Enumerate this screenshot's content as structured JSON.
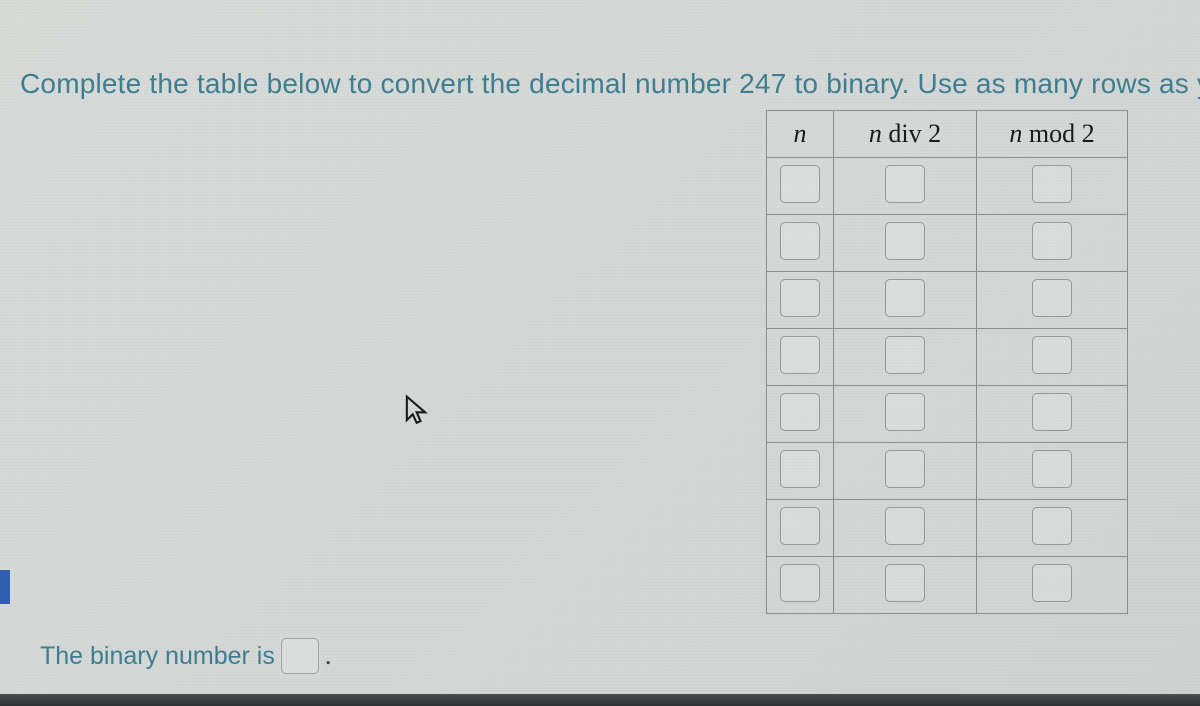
{
  "question_html": "Complete the table below to convert the decimal number 247 to binary. Use as many rows as you need.",
  "decimal_number": "247",
  "table": {
    "headers": {
      "n": "n",
      "div": "n div 2",
      "mod": "n mod 2"
    },
    "row_count": 8
  },
  "answer": {
    "prefix": "The binary number is",
    "value": "",
    "suffix": "."
  }
}
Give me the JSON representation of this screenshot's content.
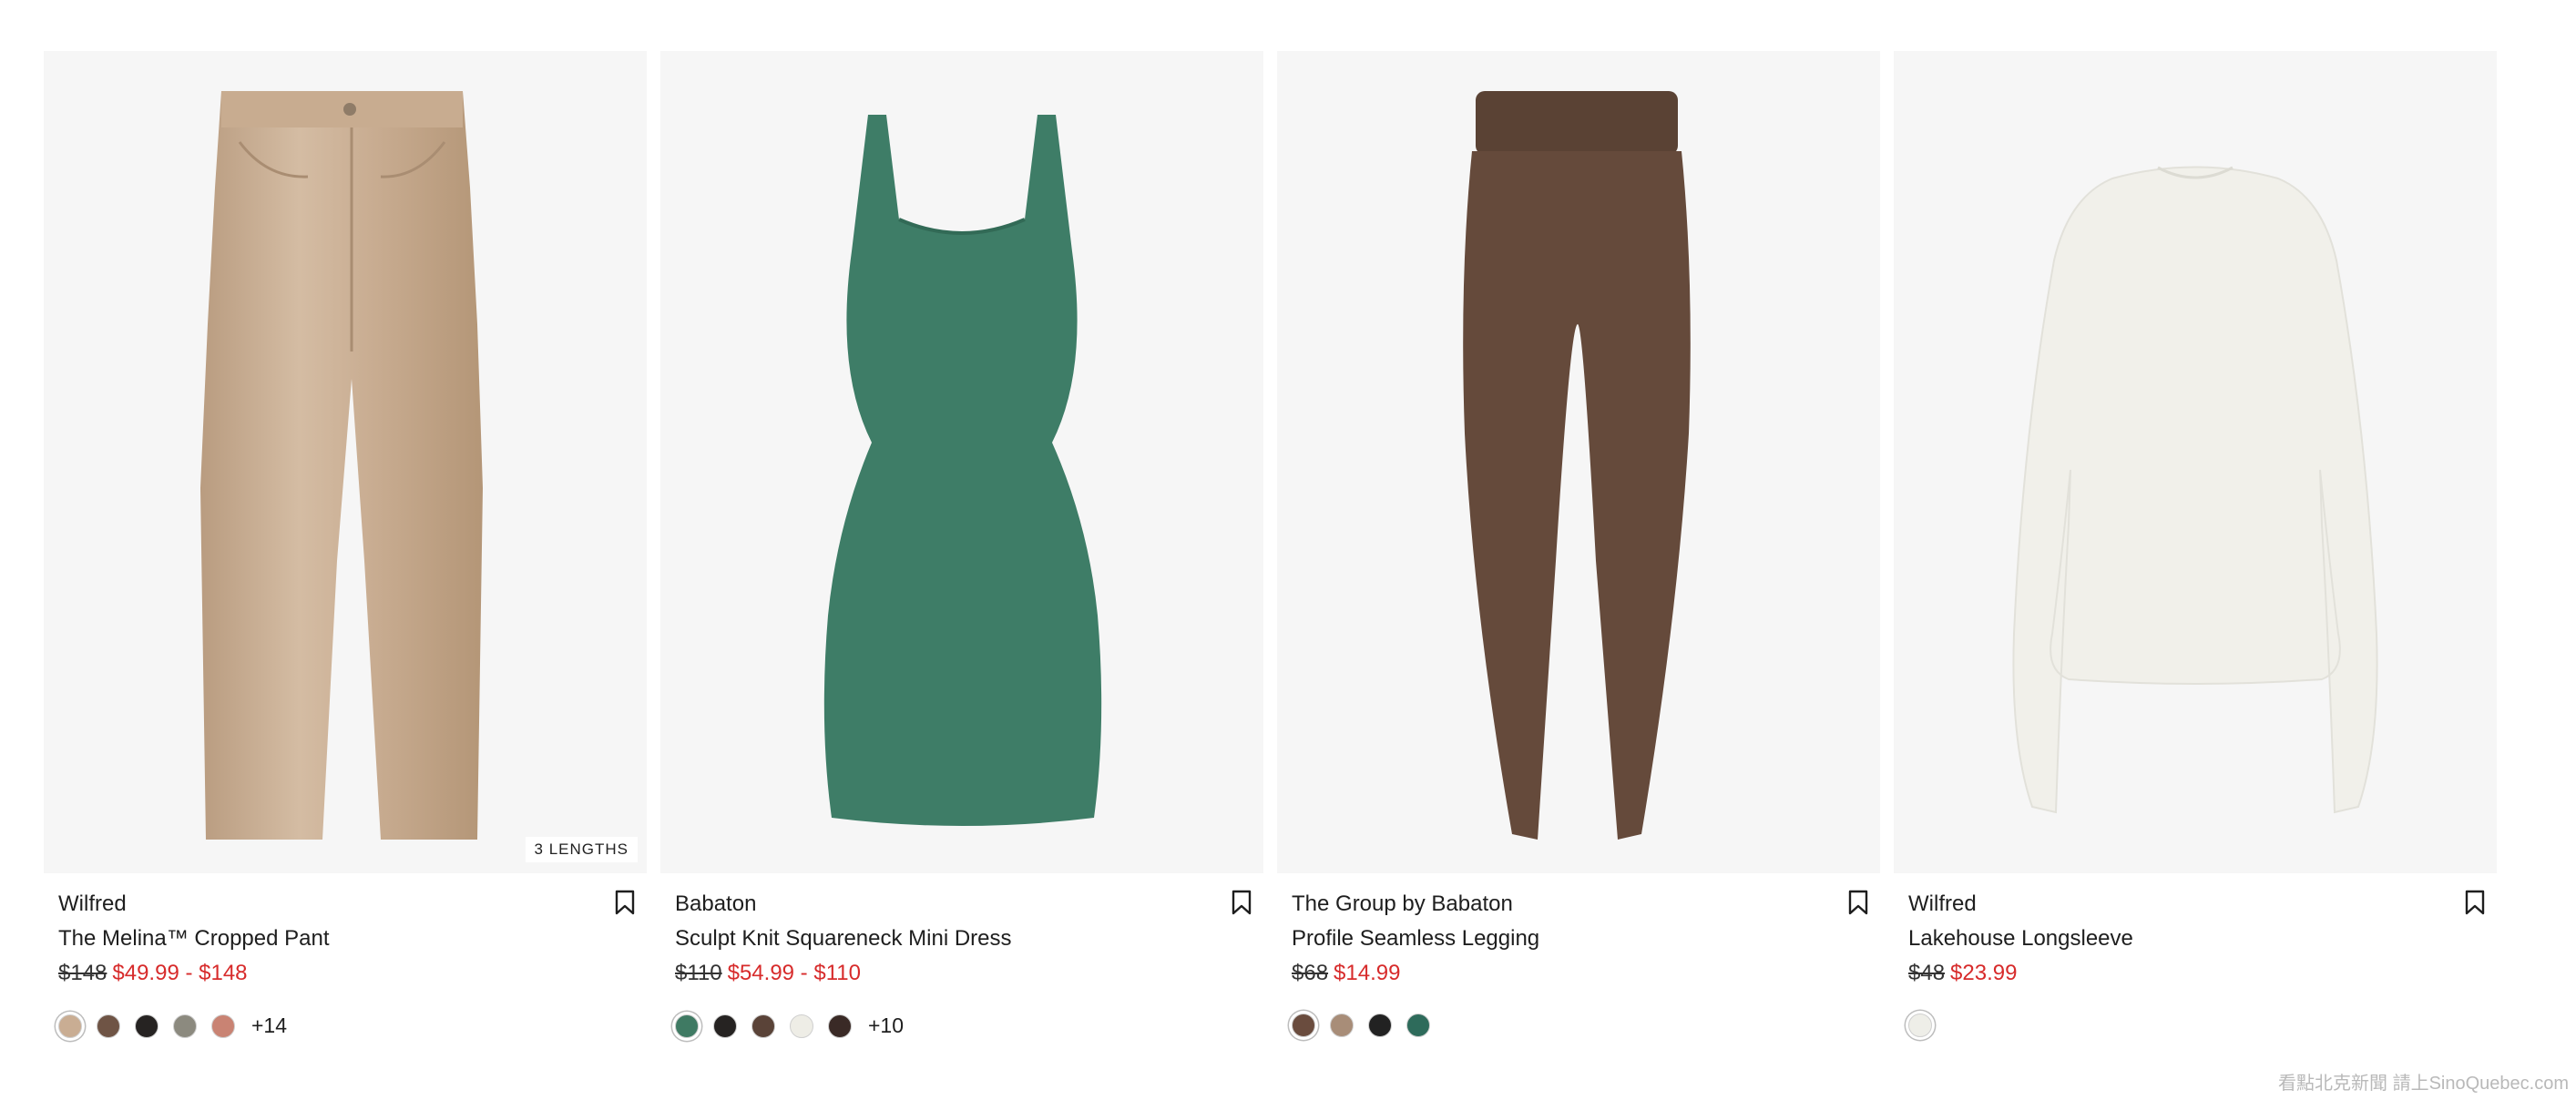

= = = = =

Reproduce every record word for word. The copy must contain no pictures.

Enumerate this screenshot's content as structured JSON.
{
  "question_html": "Complete the table below to convert the decimal number 247 to binary. Use as many rows as you need.",
  "decimal_number": "247",
  "table": {
    "headers": {
      "n": "n",
      "div": "n div 2",
      "mod": "n mod 2"
    },
    "row_count": 8
  },
  "answer": {
    "prefix": "The binary number is",
    "value": "",
    "suffix": "."
  }
}
Give me the JSON representation of this screenshot's content.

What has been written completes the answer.